- **STATED TASK**
Count the lines in the entries below that include the word "data". Give nothing but the number.

+===+

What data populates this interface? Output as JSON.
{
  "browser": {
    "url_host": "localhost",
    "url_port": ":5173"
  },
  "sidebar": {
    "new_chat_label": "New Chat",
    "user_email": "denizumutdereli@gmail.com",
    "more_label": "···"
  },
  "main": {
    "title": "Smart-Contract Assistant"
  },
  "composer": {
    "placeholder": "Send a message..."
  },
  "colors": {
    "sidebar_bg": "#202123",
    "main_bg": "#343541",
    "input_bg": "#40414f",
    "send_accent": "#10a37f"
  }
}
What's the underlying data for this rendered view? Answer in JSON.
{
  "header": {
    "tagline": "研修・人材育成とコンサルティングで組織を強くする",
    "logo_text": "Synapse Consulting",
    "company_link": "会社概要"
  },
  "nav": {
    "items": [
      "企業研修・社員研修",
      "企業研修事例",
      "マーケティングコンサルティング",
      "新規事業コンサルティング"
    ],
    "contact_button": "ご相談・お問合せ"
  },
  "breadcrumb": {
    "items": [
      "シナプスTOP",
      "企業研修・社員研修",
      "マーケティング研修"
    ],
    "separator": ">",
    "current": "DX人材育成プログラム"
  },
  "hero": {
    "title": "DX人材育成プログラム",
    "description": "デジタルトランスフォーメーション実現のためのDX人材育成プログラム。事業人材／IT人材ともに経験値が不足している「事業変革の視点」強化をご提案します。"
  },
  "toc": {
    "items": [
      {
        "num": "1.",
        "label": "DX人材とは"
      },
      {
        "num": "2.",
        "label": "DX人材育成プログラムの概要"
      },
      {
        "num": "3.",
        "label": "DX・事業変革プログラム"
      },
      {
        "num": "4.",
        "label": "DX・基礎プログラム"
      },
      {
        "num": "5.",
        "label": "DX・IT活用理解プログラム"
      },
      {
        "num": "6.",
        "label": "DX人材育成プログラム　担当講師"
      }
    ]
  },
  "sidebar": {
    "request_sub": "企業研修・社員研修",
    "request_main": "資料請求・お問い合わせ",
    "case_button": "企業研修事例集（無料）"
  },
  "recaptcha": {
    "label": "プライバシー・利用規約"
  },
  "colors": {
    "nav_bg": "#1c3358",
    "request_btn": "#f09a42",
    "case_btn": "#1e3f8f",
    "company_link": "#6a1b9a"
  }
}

+===+

- **RESULT OF THE EXERCISE**
2